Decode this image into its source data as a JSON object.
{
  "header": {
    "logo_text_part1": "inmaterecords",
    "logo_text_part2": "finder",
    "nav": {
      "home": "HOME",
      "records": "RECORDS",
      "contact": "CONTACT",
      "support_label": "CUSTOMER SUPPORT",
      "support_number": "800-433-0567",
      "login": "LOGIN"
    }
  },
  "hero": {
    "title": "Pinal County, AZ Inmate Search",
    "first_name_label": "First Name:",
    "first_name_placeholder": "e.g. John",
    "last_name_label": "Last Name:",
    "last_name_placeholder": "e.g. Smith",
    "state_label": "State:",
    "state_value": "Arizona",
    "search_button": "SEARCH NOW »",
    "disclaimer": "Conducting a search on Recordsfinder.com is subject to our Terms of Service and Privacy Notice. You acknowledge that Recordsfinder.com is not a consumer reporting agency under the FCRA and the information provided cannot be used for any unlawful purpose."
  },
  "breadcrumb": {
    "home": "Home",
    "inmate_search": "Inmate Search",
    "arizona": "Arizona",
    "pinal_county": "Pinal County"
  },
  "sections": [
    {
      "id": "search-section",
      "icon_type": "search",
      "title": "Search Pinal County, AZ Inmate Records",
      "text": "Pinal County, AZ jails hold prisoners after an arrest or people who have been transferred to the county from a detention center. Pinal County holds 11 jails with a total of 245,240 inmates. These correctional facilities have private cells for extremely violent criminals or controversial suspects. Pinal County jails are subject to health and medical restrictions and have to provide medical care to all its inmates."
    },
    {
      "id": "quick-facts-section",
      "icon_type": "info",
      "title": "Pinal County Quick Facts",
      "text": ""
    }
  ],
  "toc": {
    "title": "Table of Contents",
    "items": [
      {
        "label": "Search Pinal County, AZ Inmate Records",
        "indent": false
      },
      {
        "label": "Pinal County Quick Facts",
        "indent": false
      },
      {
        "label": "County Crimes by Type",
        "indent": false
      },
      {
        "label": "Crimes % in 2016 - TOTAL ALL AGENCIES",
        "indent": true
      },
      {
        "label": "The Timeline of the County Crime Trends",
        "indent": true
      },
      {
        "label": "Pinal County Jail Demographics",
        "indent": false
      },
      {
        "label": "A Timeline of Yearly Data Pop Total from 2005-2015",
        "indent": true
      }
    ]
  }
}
──────────
• _Task brief_:
Each line of the listing above that contains the word "Timeline" is to be copied.

• _Output of the task_:
        "label": "The Timeline of the County Crime Trends",
        "label": "A Timeline of Yearly Data Pop Total from 2005-2015",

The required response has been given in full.